Given task - Quote the listing below in its entirety.

Data extract -
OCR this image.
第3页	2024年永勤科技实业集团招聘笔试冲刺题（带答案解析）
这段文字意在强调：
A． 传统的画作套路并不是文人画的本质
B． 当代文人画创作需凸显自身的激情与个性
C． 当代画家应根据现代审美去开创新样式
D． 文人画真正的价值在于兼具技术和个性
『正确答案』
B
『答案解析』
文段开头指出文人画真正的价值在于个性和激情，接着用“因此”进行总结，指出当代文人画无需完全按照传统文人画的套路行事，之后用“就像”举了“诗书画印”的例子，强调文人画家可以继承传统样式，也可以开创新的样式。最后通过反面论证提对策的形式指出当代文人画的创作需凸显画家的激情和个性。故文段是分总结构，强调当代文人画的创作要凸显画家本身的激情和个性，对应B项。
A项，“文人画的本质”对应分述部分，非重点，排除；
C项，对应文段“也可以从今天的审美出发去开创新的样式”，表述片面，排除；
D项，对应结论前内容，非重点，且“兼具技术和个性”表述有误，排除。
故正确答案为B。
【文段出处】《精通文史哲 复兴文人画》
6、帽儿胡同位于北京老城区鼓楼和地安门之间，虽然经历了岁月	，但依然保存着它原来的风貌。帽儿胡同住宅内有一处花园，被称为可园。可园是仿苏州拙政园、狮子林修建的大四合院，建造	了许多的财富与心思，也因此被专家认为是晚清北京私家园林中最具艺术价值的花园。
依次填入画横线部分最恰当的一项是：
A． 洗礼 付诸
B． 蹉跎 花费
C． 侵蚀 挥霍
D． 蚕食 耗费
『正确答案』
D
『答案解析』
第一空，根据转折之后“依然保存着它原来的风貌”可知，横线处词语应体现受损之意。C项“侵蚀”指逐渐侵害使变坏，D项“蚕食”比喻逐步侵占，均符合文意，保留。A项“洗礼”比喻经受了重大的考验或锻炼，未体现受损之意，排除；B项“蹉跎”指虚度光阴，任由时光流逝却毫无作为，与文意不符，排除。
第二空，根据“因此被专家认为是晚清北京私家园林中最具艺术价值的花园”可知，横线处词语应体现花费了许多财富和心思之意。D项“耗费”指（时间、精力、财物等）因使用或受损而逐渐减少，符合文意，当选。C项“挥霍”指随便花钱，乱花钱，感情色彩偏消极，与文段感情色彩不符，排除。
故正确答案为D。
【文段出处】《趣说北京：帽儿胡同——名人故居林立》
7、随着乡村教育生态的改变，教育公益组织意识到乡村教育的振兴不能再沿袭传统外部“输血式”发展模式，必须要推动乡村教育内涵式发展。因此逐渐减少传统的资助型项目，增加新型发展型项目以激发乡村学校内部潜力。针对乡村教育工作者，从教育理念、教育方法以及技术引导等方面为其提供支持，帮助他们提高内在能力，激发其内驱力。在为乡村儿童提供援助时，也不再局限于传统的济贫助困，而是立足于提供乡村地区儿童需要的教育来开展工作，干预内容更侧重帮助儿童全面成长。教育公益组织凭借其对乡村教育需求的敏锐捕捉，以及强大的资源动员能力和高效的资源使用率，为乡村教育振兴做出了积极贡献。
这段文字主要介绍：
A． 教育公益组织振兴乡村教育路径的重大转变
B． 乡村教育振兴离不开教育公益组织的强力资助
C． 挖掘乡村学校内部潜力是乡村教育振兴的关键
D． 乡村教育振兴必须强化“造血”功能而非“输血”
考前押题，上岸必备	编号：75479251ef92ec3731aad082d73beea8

The output -
OCR this image.
第3页	2024年永勤科技实业集团招聘笔试冲刺题（带答案解析）
这段文字意在强调：
A． 传统的画作套路并不是文人画的本质
B． 当代文人画创作需凸显自身的激情与个性
C． 当代画家应根据现代审美去开创新样式
D． 文人画真正的价值在于兼具技术和个性
『正确答案』
B
『答案解析』
文段开头指出文人画真正的价值在于个性和激情，接着用“因此”进行总结，指出当代文人画无需完全按照传统文人画的套路行事，之后用“就像”举了“诗书画印”的例子，强调文人画家可以继承传统样式，也可以开创新的样式。最后通过反面论证提对策的形式指出当代文人画的创作需凸显画家的激情和个性。故文段是分总结构，强调当代文人画的创作要凸显画家本身的激情和个性，对应B项。
A项，“文人画的本质”对应分述部分，非重点，排除；
C项，对应文段“也可以从今天的审美出发去开创新的样式”，表述片面，排除；
D项，对应结论前内容，非重点，且“兼具技术和个性”表述有误，排除。
故正确答案为B。
【文段出处】《精通文史哲 复兴文人画》
6、帽儿胡同位于北京老城区鼓楼和地安门之间，虽然经历了岁月	，但依然保存着它原来的风貌。帽儿胡同住宅内有一处花园，被称为可园。可园是仿苏州拙政园、狮子林修建的大四合院，建造	了许多的财富与心思，也因此被专家认为是晚清北京私家园林中最具艺术价值的花园。
依次填入画横线部分最恰当的一项是：
A． 洗礼 付诸
B． 蹉跎 花费
C． 侵蚀 挥霍
D． 蚕食 耗费
『正确答案』
D
『答案解析』
第一空，根据转折之后“依然保存着它原来的风貌”可知，横线处词语应体现受损之意。C项“侵蚀”指逐渐侵害使变坏，D项“蚕食”比喻逐步侵占，均符合文意，保留。A项“洗礼”比喻经受了重大的考验或锻炼，未体现受损之意，排除；B项“蹉跎”指虚度光阴，任由时光流逝却毫无作为，与文意不符，排除。
第二空，根据“因此被专家认为是晚清北京私家园林中最具艺术价值的花园”可知，横线处词语应体现花费了许多财富和心思之意。D项“耗费”指（时间、精力、财物等）因使用或受损而逐渐减少，符合文意，当选。C项“挥霍”指随便花钱，乱花钱，感情色彩偏消极，与文段感情色彩不符，排除。
故正确答案为D。
【文段出处】《趣说北京：帽儿胡同——名人故居林立》
7、随着乡村教育生态的改变，教育公益组织意识到乡村教育的振兴不能再沿袭传统外部“输血式”发展模式，必须要推动乡村教育内涵式发展。因此逐渐减少传统的资助型项目，增加新型发展型项目以激发乡村学校内部潜力。针对乡村教育工作者，从教育理念、教育方法以及技术引导等方面为其提供支持，帮助他们提高内在能力，激发其内驱力。在为乡村儿童提供援助时，也不再局限于传统的济贫助困，而是立足于提供乡村地区儿童需要的教育来开展工作，干预内容更侧重帮助儿童全面成长。教育公益组织凭借其对乡村教育需求的敏锐捕捉，以及强大的资源动员能力和高效的资源使用率，为乡村教育振兴做出了积极贡献。
这段文字主要介绍：
A． 教育公益组织振兴乡村教育路径的重大转变
B． 乡村教育振兴离不开教育公益组织的强力资助
C． 挖掘乡村学校内部潜力是乡村教育振兴的关键
D． 乡村教育振兴必须强化“造血”功能而非“输血”
考前押题，上岸必备	编号：75479251ef92ec3731aad082d73beea8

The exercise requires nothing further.